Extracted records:

========================

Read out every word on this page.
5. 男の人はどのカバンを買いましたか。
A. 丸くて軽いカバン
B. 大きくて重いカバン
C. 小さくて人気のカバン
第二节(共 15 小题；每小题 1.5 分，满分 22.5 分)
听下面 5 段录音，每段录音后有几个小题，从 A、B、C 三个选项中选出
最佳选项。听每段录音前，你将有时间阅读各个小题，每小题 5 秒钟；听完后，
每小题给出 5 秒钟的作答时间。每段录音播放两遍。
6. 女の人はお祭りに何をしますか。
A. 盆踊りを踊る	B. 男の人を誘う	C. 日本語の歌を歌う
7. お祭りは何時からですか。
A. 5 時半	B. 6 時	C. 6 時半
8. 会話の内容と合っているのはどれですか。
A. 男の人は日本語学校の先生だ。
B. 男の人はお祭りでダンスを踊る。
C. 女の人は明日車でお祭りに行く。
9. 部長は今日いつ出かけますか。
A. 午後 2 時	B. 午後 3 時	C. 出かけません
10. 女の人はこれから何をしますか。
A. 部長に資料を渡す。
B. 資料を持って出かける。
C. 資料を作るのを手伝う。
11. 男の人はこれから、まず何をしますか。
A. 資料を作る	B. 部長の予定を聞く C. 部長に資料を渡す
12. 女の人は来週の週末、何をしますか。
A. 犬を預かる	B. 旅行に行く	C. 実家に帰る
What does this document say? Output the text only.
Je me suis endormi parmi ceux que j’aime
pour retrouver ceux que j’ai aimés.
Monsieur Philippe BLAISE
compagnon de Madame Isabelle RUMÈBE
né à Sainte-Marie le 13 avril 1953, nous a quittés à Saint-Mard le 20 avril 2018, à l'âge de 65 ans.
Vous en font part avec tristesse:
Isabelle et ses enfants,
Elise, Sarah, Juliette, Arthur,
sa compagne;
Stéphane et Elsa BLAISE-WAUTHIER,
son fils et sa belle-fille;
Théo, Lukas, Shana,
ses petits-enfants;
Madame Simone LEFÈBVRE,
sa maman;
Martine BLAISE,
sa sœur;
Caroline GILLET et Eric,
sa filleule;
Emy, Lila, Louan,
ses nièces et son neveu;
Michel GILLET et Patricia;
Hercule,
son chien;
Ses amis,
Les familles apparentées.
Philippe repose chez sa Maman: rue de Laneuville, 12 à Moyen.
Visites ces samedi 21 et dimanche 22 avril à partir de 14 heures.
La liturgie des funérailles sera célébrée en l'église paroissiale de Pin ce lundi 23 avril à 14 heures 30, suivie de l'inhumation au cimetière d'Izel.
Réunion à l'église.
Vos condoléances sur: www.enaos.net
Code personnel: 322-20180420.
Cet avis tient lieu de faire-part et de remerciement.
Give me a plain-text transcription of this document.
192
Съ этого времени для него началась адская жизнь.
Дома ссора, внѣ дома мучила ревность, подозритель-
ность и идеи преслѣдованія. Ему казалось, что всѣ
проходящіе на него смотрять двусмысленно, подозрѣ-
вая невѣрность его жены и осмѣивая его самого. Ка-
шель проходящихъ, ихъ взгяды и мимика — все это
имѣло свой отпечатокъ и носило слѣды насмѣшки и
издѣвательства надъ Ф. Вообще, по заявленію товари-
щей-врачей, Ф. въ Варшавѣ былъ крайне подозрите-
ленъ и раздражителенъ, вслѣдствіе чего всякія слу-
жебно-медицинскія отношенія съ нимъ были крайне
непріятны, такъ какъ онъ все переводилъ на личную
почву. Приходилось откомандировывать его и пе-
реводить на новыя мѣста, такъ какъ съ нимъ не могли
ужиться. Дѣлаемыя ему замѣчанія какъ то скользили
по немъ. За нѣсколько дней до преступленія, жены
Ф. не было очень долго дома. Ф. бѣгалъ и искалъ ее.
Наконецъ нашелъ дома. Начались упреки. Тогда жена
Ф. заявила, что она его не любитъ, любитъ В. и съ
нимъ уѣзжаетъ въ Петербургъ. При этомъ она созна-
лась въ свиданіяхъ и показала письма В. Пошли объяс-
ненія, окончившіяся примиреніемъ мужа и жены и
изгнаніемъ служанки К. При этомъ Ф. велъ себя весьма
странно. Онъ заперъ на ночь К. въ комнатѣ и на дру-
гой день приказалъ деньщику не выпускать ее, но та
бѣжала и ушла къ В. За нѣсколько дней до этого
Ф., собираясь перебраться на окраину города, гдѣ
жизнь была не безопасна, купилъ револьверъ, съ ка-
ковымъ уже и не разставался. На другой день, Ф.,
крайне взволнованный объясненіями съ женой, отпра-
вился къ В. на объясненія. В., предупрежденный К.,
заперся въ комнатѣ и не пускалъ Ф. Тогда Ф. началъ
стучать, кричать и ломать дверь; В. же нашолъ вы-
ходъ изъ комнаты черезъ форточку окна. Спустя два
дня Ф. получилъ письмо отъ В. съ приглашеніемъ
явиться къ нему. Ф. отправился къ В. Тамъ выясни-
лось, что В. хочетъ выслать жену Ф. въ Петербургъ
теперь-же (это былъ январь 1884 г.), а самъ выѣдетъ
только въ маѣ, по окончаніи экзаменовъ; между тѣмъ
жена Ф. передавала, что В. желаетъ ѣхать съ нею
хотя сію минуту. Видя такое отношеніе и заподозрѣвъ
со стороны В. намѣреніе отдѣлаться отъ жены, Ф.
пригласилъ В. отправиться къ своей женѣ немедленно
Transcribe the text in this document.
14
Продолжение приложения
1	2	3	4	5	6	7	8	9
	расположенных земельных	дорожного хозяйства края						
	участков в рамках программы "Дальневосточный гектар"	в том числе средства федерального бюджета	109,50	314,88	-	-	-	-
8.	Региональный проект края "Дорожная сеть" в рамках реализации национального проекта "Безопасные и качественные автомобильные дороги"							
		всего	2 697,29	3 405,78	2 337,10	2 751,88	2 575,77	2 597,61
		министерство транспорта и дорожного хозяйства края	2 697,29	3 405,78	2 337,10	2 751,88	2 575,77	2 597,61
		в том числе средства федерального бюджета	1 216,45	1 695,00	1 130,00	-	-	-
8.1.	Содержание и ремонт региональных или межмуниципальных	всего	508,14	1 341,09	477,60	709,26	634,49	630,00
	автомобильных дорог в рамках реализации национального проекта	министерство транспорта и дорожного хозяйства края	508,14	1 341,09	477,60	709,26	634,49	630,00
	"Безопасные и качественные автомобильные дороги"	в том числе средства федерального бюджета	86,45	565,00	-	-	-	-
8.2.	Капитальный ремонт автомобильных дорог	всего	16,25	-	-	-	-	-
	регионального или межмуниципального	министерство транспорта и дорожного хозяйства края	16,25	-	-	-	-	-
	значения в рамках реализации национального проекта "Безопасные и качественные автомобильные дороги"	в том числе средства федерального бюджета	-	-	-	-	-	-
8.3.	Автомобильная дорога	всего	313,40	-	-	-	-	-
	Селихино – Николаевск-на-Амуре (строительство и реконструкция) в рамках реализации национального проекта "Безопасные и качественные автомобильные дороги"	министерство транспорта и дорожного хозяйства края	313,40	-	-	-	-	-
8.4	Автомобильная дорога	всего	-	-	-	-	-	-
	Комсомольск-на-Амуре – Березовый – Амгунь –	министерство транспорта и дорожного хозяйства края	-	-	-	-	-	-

========================

*Instructions to follow:* Output all preceding records character for character.

*Result of the task:*
Read out every word on this page.
5. 男の人はどのカバンを買いましたか。
A. 丸くて軽いカバン
B. 大きくて重いカバン
C. 小さくて人気のカバン
第二节(共 15 小题；每小题 1.5 分，满分 22.5 分)
听下面 5 段录音，每段录音后有几个小题，从 A、B、C 三个选项中选出
最佳选项。听每段录音前，你将有时间阅读各个小题，每小题 5 秒钟；听完后，
每小题给出 5 秒钟的作答时间。每段录音播放两遍。
6. 女の人はお祭りに何をしますか。
A. 盆踊りを踊る	B. 男の人を誘う	C. 日本語の歌を歌う
7. お祭りは何時からですか。
A. 5 時半	B. 6 時	C. 6 時半
8. 会話の内容と合っているのはどれですか。
A. 男の人は日本語学校の先生だ。
B. 男の人はお祭りでダンスを踊る。
C. 女の人は明日車でお祭りに行く。
9. 部長は今日いつ出かけますか。
A. 午後 2 時	B. 午後 3 時	C. 出かけません
10. 女の人はこれから何をしますか。
A. 部長に資料を渡す。
B. 資料を持って出かける。
C. 資料を作るのを手伝う。
11. 男の人はこれから、まず何をしますか。
A. 資料を作る	B. 部長の予定を聞く C. 部長に資料を渡す
12. 女の人は来週の週末、何をしますか。
A. 犬を預かる	B. 旅行に行く	C. 実家に帰る
What does this document say? Output the text only.
Je me suis endormi parmi ceux que j’aime
pour retrouver ceux que j’ai aimés.
Monsieur Philippe BLAISE
compagnon de Madame Isabelle RUMÈBE
né à Sainte-Marie le 13 avril 1953, nous a quittés à Saint-Mard le 20 avril 2018, à l'âge de 65 ans.
Vous en font part avec tristesse:
Isabelle et ses enfants,
Elise, Sarah, Juliette, Arthur,
sa compagne;
Stéphane et Elsa BLAISE-WAUTHIER,
son fils et sa belle-fille;
Théo, Lukas, Shana,
ses petits-enfants;
Madame Simone LEFÈBVRE,
sa maman;
Martine BLAISE,
sa sœur;
Caroline GILLET et Eric,
sa filleule;
Emy, Lila, Louan,
ses nièces et son neveu;
Michel GILLET et Patricia;
Hercule,
son chien;
Ses amis,
Les familles apparentées.
Philippe repose chez sa Maman: rue de Laneuville, 12 à Moyen.
Visites ces samedi 21 et dimanche 22 avril à partir de 14 heures.
La liturgie des funérailles sera célébrée en l'église paroissiale de Pin ce lundi 23 avril à 14 heures 30, suivie de l'inhumation au cimetière d'Izel.
Réunion à l'église.
Vos condoléances sur: www.enaos.net
Code personnel: 322-20180420.
Cet avis tient lieu de faire-part et de remerciement.
Give me a plain-text transcription of this document.
192
Съ этого времени для него началась адская жизнь.
Дома ссора, внѣ дома мучила ревность, подозритель-
ность и идеи преслѣдованія. Ему казалось, что всѣ
проходящіе на него смотрять двусмысленно, подозрѣ-
вая невѣрность его жены и осмѣивая его самого. Ка-
шель проходящихъ, ихъ взгяды и мимика — все это
имѣло свой отпечатокъ и носило слѣды насмѣшки и
издѣвательства надъ Ф. Вообще, по заявленію товари-
щей-врачей, Ф. въ Варшавѣ былъ крайне подозрите-
ленъ и раздражителенъ, вслѣдствіе чего всякія слу-
жебно-медицинскія отношенія съ нимъ были крайне
непріятны, такъ какъ онъ все переводилъ на личную
почву. Приходилось откомандировывать его и пе-
реводить на новыя мѣста, такъ какъ съ нимъ не могли
ужиться. Дѣлаемыя ему замѣчанія какъ то скользили
по немъ. За нѣсколько дней до преступленія, жены
Ф. не было очень долго дома. Ф. бѣгалъ и искалъ ее.
Наконецъ нашелъ дома. Начались упреки. Тогда жена
Ф. заявила, что она его не любитъ, любитъ В. и съ
нимъ уѣзжаетъ въ Петербургъ. При этомъ она созна-
лась въ свиданіяхъ и показала письма В. Пошли объяс-
ненія, окончившіяся примиреніемъ мужа и жены и
изгнаніемъ служанки К. При этомъ Ф. велъ себя весьма
странно. Онъ заперъ на ночь К. въ комнатѣ и на дру-
гой день приказалъ деньщику не выпускать ее, но та
бѣжала и ушла къ В. За нѣсколько дней до этого
Ф., собираясь перебраться на окраину города, гдѣ
жизнь была не безопасна, купилъ револьверъ, съ ка-
ковымъ уже и не разставался. На другой день, Ф.,
крайне взволнованный объясненіями съ женой, отпра-
вился къ В. на объясненія. В., предупрежденный К.,
заперся въ комнатѣ и не пускалъ Ф. Тогда Ф. началъ
стучать, кричать и ломать дверь; В. же нашолъ вы-
ходъ изъ комнаты черезъ форточку окна. Спустя два
дня Ф. получилъ письмо отъ В. съ приглашеніемъ
явиться къ нему. Ф. отправился къ В. Тамъ выясни-
лось, что В. хочетъ выслать жену Ф. въ Петербургъ
теперь-же (это былъ январь 1884 г.), а самъ выѣдетъ
только въ маѣ, по окончаніи экзаменовъ; между тѣмъ
жена Ф. передавала, что В. желаетъ ѣхать съ нею
хотя сію минуту. Видя такое отношеніе и заподозрѣвъ
со стороны В. намѣреніе отдѣлаться отъ жены, Ф.
пригласилъ В. отправиться къ своей женѣ немедленно
Transcribe the text in this document.
14
Продолжение приложения
1	2	3	4	5	6	7	8	9
	расположенных земельных	дорожного хозяйства края						
	участков в рамках программы "Дальневосточный гектар"	в том числе средства федерального бюджета	109,50	314,88	-	-	-	-
8.	Региональный проект края "Дорожная сеть" в рамках реализации национального проекта "Безопасные и качественные автомобильные дороги"							
		всего	2 697,29	3 405,78	2 337,10	2 751,88	2 575,77	2 597,61
		министерство транспорта и дорожного хозяйства края	2 697,29	3 405,78	2 337,10	2 751,88	2 575,77	2 597,61
		в том числе средства федерального бюджета	1 216,45	1 695,00	1 130,00	-	-	-
8.1.	Содержание и ремонт региональных или межмуниципальных	всего	508,14	1 341,09	477,60	709,26	634,49	630,00
	автомобильных дорог в рамках реализации национального проекта	министерство транспорта и дорожного хозяйства края	508,14	1 341,09	477,60	709,26	634,49	630,00
	"Безопасные и качественные автомобильные дороги"	в том числе средства федерального бюджета	86,45	565,00	-	-	-	-
8.2.	Капитальный ремонт автомобильных дорог	всего	16,25	-	-	-	-	-
	регионального или межмуниципального	министерство транспорта и дорожного хозяйства края	16,25	-	-	-	-	-
	значения в рамках реализации национального проекта "Безопасные и качественные автомобильные дороги"	в том числе средства федерального бюджета	-	-	-	-	-	-
8.3.	Автомобильная дорога	всего	313,40	-	-	-	-	-
	Селихино – Николаевск-на-Амуре (строительство и реконструкция) в рамках реализации национального проекта "Безопасные и качественные автомобильные дороги"	министерство транспорта и дорожного хозяйства края	313,40	-	-	-	-	-
8.4	Автомобильная дорога	всего	-	-	-	-	-	-
	Комсомольск-на-Амуре – Березовый – Амгунь –	министерство транспорта и дорожного хозяйства края	-	-	-	-	-	-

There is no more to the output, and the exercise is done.